** START OF EXTRACTED INFORMATION **
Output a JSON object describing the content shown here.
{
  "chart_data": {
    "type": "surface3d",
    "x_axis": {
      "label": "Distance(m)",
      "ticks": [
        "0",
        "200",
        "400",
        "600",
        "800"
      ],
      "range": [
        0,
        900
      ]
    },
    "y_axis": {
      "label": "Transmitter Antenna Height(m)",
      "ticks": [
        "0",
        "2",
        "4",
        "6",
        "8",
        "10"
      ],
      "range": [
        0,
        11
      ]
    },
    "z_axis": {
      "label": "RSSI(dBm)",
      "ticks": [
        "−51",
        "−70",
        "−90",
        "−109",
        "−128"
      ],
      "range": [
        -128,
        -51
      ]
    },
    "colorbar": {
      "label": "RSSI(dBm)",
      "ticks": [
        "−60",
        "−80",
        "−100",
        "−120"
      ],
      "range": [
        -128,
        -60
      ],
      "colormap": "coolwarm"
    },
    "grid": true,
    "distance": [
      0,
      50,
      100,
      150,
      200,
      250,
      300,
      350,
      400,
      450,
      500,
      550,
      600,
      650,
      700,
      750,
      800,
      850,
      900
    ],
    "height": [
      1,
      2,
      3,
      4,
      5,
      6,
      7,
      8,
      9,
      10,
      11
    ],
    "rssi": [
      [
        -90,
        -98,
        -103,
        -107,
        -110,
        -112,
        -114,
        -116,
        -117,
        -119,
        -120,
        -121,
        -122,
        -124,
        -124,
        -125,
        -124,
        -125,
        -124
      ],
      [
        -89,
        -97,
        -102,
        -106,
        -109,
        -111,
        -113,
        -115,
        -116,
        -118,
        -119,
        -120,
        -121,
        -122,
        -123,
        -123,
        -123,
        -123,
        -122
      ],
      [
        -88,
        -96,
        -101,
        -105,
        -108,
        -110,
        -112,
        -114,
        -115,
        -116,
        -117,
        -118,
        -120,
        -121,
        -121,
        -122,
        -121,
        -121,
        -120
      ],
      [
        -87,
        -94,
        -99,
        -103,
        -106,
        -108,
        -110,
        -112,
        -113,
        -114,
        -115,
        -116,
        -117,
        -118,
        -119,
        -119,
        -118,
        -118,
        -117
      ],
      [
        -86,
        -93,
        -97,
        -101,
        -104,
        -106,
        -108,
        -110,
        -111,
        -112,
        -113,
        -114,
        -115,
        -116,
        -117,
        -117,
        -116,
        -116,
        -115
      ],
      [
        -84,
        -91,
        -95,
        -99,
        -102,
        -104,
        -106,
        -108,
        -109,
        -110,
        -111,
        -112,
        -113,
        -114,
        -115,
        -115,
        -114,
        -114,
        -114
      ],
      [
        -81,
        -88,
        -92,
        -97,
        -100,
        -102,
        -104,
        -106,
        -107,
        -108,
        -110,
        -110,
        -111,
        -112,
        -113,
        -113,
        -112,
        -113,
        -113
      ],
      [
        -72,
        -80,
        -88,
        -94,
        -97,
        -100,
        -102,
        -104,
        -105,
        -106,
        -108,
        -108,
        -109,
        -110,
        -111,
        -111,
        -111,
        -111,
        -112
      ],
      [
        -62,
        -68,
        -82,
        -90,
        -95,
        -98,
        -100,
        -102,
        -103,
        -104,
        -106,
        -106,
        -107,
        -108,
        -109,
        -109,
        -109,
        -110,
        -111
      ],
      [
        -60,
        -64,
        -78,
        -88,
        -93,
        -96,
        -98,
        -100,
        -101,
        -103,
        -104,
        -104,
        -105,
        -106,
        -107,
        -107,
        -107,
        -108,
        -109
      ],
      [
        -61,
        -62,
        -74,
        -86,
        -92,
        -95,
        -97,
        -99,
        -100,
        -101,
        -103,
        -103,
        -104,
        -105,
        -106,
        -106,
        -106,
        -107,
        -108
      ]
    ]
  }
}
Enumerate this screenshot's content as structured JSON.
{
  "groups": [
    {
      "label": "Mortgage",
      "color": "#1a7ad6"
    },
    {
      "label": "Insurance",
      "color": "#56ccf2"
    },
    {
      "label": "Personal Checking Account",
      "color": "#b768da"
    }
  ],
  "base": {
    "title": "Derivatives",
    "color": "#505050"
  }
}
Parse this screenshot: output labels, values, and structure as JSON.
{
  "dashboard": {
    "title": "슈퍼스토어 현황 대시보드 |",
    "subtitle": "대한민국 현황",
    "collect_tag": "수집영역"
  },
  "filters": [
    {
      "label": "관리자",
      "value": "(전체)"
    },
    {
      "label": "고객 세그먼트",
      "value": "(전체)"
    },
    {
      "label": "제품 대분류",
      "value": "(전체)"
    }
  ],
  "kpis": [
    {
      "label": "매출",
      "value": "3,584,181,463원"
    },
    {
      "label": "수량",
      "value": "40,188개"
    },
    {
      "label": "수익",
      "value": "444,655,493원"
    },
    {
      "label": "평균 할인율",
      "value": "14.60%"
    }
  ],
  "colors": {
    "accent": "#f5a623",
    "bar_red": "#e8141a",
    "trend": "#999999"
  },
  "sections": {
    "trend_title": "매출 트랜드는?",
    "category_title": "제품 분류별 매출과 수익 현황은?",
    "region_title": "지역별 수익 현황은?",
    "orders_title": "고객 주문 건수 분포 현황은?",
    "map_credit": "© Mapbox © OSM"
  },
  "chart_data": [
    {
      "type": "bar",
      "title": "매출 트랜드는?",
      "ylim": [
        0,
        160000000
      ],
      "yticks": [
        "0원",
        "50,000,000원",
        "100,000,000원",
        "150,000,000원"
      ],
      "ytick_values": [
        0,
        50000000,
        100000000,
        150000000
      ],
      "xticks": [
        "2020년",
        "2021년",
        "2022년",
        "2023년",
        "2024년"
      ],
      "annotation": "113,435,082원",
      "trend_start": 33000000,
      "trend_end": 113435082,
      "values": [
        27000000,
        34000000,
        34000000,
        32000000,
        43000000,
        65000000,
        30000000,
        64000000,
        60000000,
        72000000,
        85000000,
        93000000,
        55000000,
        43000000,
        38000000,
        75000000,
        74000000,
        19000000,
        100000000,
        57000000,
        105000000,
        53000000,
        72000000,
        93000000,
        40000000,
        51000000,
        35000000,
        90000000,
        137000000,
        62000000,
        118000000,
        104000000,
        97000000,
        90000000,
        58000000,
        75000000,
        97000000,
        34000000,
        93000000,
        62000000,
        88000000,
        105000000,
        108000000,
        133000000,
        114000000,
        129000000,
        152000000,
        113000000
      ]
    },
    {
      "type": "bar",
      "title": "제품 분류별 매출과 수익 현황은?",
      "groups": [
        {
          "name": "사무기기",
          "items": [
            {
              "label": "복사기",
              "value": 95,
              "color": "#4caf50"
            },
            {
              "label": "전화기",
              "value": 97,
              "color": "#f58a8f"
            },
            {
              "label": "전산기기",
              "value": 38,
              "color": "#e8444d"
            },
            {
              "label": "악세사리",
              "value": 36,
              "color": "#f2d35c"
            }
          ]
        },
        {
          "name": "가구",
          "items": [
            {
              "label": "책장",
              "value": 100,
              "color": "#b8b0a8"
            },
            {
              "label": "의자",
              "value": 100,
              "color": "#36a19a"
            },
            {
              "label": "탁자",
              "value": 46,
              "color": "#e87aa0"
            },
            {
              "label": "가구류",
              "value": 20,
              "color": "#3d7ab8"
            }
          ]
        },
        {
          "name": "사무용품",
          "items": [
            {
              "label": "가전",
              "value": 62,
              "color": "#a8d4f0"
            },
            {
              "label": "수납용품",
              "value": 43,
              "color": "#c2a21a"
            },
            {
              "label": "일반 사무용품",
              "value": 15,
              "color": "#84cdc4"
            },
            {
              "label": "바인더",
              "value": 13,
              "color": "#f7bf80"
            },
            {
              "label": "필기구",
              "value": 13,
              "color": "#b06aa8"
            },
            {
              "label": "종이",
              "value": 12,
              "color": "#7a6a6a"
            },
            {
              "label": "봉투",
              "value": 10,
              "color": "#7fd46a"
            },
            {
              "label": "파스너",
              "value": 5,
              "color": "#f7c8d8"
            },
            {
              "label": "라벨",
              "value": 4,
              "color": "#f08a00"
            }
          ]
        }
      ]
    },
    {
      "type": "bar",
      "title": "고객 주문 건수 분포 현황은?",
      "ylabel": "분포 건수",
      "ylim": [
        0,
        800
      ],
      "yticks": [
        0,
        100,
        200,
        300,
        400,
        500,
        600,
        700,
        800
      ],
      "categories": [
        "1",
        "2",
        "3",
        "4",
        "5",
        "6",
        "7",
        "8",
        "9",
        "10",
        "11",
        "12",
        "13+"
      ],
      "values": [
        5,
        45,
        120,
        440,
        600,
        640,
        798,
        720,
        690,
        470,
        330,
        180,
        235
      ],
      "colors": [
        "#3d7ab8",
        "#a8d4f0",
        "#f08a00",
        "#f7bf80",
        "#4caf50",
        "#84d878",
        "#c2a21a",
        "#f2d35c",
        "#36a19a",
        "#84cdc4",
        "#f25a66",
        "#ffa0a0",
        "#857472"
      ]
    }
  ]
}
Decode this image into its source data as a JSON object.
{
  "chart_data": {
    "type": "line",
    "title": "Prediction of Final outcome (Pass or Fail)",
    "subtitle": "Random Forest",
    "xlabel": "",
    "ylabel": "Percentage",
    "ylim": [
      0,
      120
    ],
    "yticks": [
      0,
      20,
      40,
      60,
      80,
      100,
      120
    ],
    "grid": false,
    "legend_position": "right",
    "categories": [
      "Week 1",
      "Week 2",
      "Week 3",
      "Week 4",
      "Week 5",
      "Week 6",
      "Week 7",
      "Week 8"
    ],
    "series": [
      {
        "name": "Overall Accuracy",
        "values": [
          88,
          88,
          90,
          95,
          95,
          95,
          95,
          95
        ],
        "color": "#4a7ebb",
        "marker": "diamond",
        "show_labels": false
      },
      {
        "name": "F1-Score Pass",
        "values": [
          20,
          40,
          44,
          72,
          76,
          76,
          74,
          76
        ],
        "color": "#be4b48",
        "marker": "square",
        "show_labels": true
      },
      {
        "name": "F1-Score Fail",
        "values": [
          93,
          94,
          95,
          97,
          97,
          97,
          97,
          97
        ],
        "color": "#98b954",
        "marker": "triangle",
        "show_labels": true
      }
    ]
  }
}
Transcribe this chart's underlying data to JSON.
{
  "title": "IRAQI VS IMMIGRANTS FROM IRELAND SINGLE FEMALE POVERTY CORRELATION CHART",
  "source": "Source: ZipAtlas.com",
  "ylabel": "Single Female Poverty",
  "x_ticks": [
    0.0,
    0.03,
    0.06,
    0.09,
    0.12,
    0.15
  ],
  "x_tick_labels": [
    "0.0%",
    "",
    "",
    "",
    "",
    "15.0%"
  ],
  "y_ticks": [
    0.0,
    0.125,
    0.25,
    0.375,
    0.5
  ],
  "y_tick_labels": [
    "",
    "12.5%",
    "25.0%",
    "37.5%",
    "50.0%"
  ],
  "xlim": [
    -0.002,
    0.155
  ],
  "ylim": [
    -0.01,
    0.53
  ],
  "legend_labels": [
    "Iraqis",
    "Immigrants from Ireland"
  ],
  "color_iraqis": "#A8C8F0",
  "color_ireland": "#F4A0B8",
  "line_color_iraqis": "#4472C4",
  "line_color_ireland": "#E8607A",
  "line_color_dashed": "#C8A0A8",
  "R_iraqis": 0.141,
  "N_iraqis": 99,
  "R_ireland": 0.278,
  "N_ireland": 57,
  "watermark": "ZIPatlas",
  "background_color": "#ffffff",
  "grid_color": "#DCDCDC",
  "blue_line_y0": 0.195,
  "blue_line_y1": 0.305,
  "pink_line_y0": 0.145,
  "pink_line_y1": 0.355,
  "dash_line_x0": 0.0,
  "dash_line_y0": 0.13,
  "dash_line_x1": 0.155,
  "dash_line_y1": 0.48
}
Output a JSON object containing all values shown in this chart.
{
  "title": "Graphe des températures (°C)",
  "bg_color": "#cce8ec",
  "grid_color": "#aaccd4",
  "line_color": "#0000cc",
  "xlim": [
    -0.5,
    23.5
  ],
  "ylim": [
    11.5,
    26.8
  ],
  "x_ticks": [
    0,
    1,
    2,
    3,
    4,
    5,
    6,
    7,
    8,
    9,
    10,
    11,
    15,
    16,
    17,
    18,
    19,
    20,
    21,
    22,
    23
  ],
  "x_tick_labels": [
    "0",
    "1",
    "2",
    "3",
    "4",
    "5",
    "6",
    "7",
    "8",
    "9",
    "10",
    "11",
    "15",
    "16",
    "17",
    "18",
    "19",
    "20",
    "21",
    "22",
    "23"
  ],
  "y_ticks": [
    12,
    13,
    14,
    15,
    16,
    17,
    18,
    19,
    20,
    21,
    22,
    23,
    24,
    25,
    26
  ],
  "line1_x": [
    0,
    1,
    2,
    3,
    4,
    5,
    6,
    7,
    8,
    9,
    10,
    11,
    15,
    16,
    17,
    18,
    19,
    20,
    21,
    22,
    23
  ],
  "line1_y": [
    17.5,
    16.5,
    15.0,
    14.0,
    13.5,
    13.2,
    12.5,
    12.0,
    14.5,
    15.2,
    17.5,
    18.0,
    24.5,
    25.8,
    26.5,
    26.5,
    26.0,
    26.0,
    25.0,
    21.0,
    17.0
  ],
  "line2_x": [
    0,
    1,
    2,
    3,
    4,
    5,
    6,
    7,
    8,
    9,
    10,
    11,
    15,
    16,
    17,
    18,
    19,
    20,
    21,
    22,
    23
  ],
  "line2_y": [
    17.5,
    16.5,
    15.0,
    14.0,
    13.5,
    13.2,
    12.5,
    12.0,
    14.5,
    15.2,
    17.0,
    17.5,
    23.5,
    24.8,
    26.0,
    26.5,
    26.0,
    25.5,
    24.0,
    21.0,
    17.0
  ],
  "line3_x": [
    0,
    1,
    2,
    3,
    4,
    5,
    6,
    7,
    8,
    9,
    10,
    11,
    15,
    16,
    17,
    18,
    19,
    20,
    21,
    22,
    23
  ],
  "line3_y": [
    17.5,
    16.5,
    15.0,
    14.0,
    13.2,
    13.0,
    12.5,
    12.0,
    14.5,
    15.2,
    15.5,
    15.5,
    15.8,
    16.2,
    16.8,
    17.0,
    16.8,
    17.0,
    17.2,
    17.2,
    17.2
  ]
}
** END OF EXTRACTED INFORMATION **
* WRITTEN TASK *
From the entries above, copy every line containing the word "object".

* COMPLETED EXERCISE *
Output a JSON object describing the content shown here.
Decode this image into its source data as a JSON object.
Output a JSON object containing all values shown in this chart.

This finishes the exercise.